**GOAL:** Write out the whole listing, matching it exactly.

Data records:
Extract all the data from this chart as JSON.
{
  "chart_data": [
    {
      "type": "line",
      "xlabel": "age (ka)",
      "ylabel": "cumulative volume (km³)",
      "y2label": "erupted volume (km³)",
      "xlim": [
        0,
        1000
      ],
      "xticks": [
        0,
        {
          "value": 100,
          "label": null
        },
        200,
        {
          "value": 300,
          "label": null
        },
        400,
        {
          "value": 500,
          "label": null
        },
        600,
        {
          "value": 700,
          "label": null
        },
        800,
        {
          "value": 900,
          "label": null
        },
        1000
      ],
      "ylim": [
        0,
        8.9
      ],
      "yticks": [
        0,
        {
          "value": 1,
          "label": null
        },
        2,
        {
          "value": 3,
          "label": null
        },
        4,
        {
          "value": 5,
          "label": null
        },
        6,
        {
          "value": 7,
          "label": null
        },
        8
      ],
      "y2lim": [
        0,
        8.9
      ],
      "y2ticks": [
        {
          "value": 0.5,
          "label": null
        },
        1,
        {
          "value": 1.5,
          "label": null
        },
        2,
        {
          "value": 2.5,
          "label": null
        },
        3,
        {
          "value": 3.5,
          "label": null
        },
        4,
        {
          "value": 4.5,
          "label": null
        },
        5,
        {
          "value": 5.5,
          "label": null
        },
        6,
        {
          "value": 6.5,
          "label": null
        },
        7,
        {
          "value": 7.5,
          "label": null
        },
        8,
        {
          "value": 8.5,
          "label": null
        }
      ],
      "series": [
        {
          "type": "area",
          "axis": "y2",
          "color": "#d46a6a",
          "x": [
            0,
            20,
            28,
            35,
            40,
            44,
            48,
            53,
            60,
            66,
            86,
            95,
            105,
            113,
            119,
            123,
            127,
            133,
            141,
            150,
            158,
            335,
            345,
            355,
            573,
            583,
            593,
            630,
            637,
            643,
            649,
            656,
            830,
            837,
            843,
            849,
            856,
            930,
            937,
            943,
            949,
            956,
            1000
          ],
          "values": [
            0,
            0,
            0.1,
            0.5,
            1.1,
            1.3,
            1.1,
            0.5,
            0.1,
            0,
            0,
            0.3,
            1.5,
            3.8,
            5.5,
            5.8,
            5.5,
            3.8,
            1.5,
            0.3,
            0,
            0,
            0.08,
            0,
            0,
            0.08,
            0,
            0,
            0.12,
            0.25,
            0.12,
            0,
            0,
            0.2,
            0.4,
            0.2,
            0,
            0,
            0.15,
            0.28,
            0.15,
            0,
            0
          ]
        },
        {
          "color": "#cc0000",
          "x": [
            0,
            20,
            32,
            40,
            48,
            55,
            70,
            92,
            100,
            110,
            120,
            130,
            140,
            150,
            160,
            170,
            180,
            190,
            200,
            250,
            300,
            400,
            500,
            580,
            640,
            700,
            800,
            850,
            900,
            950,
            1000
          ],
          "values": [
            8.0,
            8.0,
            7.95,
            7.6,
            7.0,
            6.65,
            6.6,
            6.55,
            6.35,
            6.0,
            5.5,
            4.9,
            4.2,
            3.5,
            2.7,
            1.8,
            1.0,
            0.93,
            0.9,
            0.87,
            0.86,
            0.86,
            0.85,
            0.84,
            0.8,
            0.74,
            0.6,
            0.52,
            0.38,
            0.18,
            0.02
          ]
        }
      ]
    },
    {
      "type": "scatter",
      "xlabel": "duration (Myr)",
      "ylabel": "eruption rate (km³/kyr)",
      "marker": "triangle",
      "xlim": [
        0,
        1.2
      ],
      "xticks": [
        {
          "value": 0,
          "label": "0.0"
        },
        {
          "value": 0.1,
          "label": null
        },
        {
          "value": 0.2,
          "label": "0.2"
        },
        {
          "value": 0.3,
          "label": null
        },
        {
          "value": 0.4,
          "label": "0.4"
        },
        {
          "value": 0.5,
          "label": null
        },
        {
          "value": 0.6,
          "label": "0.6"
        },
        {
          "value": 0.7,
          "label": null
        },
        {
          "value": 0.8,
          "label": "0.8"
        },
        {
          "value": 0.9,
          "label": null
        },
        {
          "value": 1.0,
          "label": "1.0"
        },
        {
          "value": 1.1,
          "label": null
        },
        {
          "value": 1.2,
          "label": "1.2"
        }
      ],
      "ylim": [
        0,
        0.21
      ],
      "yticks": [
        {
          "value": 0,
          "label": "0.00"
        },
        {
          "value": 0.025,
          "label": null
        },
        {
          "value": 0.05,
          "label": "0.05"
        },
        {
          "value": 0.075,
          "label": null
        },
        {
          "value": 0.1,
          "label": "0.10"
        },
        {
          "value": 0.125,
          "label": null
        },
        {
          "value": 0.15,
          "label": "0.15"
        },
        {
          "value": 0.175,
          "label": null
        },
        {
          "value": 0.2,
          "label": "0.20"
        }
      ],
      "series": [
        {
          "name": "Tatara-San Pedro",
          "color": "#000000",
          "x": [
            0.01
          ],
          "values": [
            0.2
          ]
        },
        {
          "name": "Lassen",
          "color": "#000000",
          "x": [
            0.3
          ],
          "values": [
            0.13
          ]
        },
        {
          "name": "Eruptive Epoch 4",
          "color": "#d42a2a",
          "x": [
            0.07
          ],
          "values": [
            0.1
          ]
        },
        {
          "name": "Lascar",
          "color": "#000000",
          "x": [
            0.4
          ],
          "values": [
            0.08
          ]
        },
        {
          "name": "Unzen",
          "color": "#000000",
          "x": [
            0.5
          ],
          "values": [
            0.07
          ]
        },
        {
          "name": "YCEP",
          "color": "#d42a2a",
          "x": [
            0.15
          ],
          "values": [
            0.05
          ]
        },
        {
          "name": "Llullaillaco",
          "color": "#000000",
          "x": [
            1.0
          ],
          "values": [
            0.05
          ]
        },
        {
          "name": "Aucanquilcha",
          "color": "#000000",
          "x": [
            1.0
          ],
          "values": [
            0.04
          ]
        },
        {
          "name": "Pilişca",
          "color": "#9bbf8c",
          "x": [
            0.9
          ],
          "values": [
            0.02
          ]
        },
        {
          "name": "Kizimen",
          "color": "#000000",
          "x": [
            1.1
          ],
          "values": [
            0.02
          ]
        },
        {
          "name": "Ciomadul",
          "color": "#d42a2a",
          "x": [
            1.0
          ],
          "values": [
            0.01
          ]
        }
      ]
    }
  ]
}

**RESPONSE:**
Extract all the data from this chart as JSON.
{
  "chart_data": [
    {
      "type": "line",
      "xlabel": "age (ka)",
      "ylabel": "cumulative volume (km³)",
      "y2label": "erupted volume (km³)",
      "xlim": [
        0,
        1000
      ],
      "xticks": [
        0,
        {
          "value": 100,
          "label": null
        },
        200,
        {
          "value": 300,
          "label": null
        },
        400,
        {
          "value": 500,
          "label": null
        },
        600,
        {
          "value": 700,
          "label": null
        },
        800,
        {
          "value": 900,
          "label": null
        },
        1000
      ],
      "ylim": [
        0,
        8.9
      ],
      "yticks": [
        0,
        {
          "value": 1,
          "label": null
        },
        2,
        {
          "value": 3,
          "label": null
        },
        4,
        {
          "value": 5,
          "label": null
        },
        6,
        {
          "value": 7,
          "label": null
        },
        8
      ],
      "y2lim": [
        0,
        8.9
      ],
      "y2ticks": [
        {
          "value": 0.5,
          "label": null
        },
        1,
        {
          "value": 1.5,
          "label": null
        },
        2,
        {
          "value": 2.5,
          "label": null
        },
        3,
        {
          "value": 3.5,
          "label": null
        },
        4,
        {
          "value": 4.5,
          "label": null
        },
        5,
        {
          "value": 5.5,
          "label": null
        },
        6,
        {
          "value": 6.5,
          "label": null
        },
        7,
        {
          "value": 7.5,
          "label": null
        },
        8,
        {
          "value": 8.5,
          "label": null
        }
      ],
      "series": [
        {
          "type": "area",
          "axis": "y2",
          "color": "#d46a6a",
          "x": [
            0,
            20,
            28,
            35,
            40,
            44,
            48,
            53,
            60,
            66,
            86,
            95,
            105,
            113,
            119,
            123,
            127,
            133,
            141,
            150,
            158,
            335,
            345,
            355,
            573,
            583,
            593,
            630,
            637,
            643,
            649,
            656,
            830,
            837,
            843,
            849,
            856,
            930,
            937,
            943,
            949,
            956,
            1000
          ],
          "values": [
            0,
            0,
            0.1,
            0.5,
            1.1,
            1.3,
            1.1,
            0.5,
            0.1,
            0,
            0,
            0.3,
            1.5,
            3.8,
            5.5,
            5.8,
            5.5,
            3.8,
            1.5,
            0.3,
            0,
            0,
            0.08,
            0,
            0,
            0.08,
            0,
            0,
            0.12,
            0.25,
            0.12,
            0,
            0,
            0.2,
            0.4,
            0.2,
            0,
            0,
            0.15,
            0.28,
            0.15,
            0,
            0
          ]
        },
        {
          "color": "#cc0000",
          "x": [
            0,
            20,
            32,
            40,
            48,
            55,
            70,
            92,
            100,
            110,
            120,
            130,
            140,
            150,
            160,
            170,
            180,
            190,
            200,
            250,
            300,
            400,
            500,
            580,
            640,
            700,
            800,
            850,
            900,
            950,
            1000
          ],
          "values": [
            8.0,
            8.0,
            7.95,
            7.6,
            7.0,
            6.65,
            6.6,
            6.55,
            6.35,
            6.0,
            5.5,
            4.9,
            4.2,
            3.5,
            2.7,
            1.8,
            1.0,
            0.93,
            0.9,
            0.87,
            0.86,
            0.86,
            0.85,
            0.84,
            0.8,
            0.74,
            0.6,
            0.52,
            0.38,
            0.18,
            0.02
          ]
        }
      ]
    },
    {
      "type": "scatter",
      "xlabel": "duration (Myr)",
      "ylabel": "eruption rate (km³/kyr)",
      "marker": "triangle",
      "xlim": [
        0,
        1.2
      ],
      "xticks": [
        {
          "value": 0,
          "label": "0.0"
        },
        {
          "value": 0.1,
          "label": null
        },
        {
          "value": 0.2,
          "label": "0.2"
        },
        {
          "value": 0.3,
          "label": null
        },
        {
          "value": 0.4,
          "label": "0.4"
        },
        {
          "value": 0.5,
          "label": null
        },
        {
          "value": 0.6,
          "label": "0.6"
        },
        {
          "value": 0.7,
          "label": null
        },
        {
          "value": 0.8,
          "label": "0.8"
        },
        {
          "value": 0.9,
          "label": null
        },
        {
          "value": 1.0,
          "label": "1.0"
        },
        {
          "value": 1.1,
          "label": null
        },
        {
          "value": 1.2,
          "label": "1.2"
        }
      ],
      "ylim": [
        0,
        0.21
      ],
      "yticks": [
        {
          "value": 0,
          "label": "0.00"
        },
        {
          "value": 0.025,
          "label": null
        },
        {
          "value": 0.05,
          "label": "0.05"
        },
        {
          "value": 0.075,
          "label": null
        },
        {
          "value": 0.1,
          "label": "0.10"
        },
        {
          "value": 0.125,
          "label": null
        },
        {
          "value": 0.15,
          "label": "0.15"
        },
        {
          "value": 0.175,
          "label": null
        },
        {
          "value": 0.2,
          "label": "0.20"
        }
      ],
      "series": [
        {
          "name": "Tatara-San Pedro",
          "color": "#000000",
          "x": [
            0.01
          ],
          "values": [
            0.2
          ]
        },
        {
          "name": "Lassen",
          "color": "#000000",
          "x": [
            0.3
          ],
          "values": [
            0.13
          ]
        },
        {
          "name": "Eruptive Epoch 4",
          "color": "#d42a2a",
          "x": [
            0.07
          ],
          "values": [
            0.1
          ]
        },
        {
          "name": "Lascar",
          "color": "#000000",
          "x": [
            0.4
          ],
          "values": [
            0.08
          ]
        },
        {
          "name": "Unzen",
          "color": "#000000",
          "x": [
            0.5
          ],
          "values": [
            0.07
          ]
        },
        {
          "name": "YCEP",
          "color": "#d42a2a",
          "x": [
            0.15
          ],
          "values": [
            0.05
          ]
        },
        {
          "name": "Llullaillaco",
          "color": "#000000",
          "x": [
            1.0
          ],
          "values": [
            0.05
          ]
        },
        {
          "name": "Aucanquilcha",
          "color": "#000000",
          "x": [
            1.0
          ],
          "values": [
            0.04
          ]
        },
        {
          "name": "Pilişca",
          "color": "#9bbf8c",
          "x": [
            0.9
          ],
          "values": [
            0.02
          ]
        },
        {
          "name": "Kizimen",
          "color": "#000000",
          "x": [
            1.1
          ],
          "values": [
            0.02
          ]
        },
        {
          "name": "Ciomadul",
          "color": "#d42a2a",
          "x": [
            1.0
          ],
          "values": [
            0.01
          ]
        }
      ]
    }
  ]
}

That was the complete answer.